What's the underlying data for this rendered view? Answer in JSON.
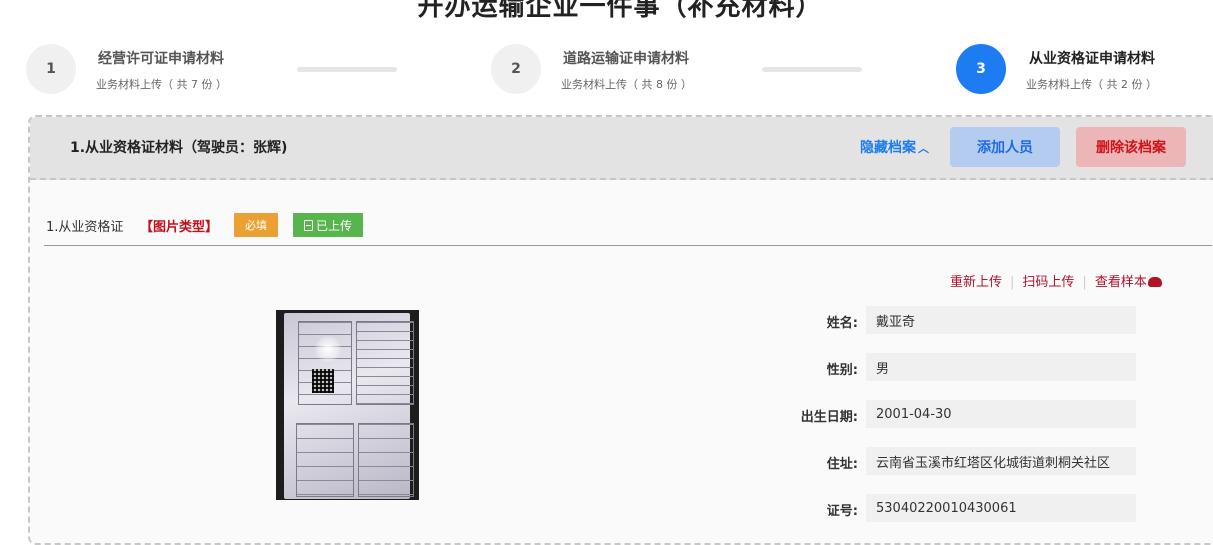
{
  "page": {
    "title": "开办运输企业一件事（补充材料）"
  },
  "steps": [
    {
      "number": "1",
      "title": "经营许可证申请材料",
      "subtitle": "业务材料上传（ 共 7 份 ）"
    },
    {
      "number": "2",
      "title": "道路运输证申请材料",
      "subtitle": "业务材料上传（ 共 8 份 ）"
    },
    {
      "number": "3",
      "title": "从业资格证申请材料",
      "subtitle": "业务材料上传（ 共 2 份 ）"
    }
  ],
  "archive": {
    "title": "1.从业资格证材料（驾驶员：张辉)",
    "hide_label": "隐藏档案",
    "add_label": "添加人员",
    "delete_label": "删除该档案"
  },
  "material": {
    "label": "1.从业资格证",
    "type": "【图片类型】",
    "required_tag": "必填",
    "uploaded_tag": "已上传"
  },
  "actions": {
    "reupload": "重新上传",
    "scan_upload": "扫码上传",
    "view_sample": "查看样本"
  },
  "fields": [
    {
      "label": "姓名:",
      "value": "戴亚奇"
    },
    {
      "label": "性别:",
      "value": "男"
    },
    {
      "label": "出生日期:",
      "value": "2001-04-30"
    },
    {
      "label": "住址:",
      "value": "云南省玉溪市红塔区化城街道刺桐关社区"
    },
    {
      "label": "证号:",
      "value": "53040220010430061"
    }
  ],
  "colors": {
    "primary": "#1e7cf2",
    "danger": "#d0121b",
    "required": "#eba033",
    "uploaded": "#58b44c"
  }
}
* * *
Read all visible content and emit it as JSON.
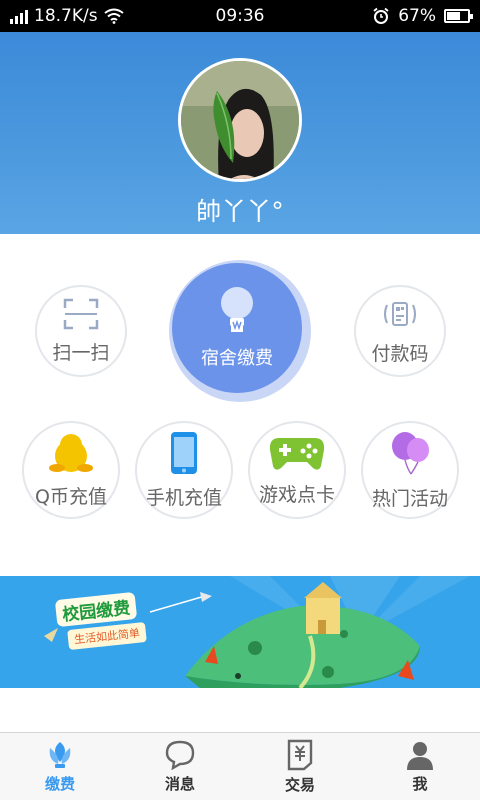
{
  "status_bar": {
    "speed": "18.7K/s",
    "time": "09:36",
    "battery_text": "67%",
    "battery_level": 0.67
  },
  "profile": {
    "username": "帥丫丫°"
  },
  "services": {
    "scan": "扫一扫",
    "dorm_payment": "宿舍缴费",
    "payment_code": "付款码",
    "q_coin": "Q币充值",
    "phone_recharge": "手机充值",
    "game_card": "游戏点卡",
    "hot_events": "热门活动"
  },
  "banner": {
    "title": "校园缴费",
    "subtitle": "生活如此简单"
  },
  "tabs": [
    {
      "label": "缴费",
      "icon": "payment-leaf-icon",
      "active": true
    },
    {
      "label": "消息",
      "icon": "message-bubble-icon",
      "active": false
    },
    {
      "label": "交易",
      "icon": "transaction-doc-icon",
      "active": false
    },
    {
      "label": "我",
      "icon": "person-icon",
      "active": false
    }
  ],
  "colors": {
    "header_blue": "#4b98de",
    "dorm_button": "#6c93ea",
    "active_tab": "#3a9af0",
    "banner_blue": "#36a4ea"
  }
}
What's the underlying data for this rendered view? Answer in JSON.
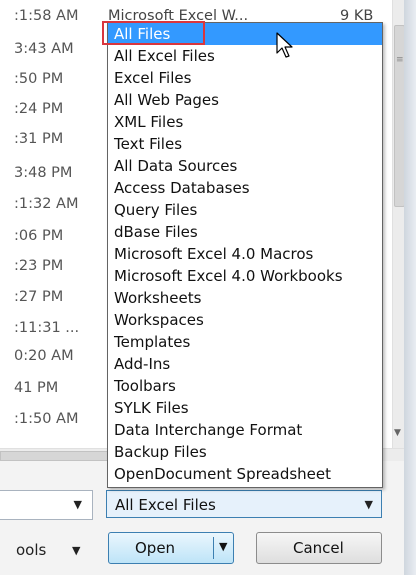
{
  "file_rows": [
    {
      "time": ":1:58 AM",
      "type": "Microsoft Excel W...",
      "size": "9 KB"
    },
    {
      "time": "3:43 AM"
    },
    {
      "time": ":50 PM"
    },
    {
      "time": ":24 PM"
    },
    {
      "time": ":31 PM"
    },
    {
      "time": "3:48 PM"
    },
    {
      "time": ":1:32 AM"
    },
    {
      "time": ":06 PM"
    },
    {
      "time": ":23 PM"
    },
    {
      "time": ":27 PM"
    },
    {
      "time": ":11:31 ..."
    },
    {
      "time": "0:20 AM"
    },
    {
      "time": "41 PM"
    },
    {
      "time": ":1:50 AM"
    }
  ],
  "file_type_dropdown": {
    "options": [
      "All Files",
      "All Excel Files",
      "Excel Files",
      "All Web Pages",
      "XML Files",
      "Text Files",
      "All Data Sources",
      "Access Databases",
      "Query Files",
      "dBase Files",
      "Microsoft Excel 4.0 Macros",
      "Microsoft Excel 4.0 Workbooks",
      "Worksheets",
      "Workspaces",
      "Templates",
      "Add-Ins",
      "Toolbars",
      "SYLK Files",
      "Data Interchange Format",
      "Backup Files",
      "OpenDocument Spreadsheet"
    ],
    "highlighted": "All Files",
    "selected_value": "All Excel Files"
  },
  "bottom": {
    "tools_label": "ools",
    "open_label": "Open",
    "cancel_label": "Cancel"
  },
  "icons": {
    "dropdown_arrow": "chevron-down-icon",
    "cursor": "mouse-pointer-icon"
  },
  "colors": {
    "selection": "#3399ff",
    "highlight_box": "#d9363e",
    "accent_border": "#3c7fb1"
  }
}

▶ _GOAL_
Using the listing above, show each line holding the string "subtitle".

▶ _FINAL RESULT_
      "subtitle": "业务材料上传（ 共 7 份 ）"
      "subtitle": "业务材料上传（ 共 8 份 ）"
      "subtitle": "业务材料上传（ 共 2 份 ）"
    "subtitle": "生活如此简单"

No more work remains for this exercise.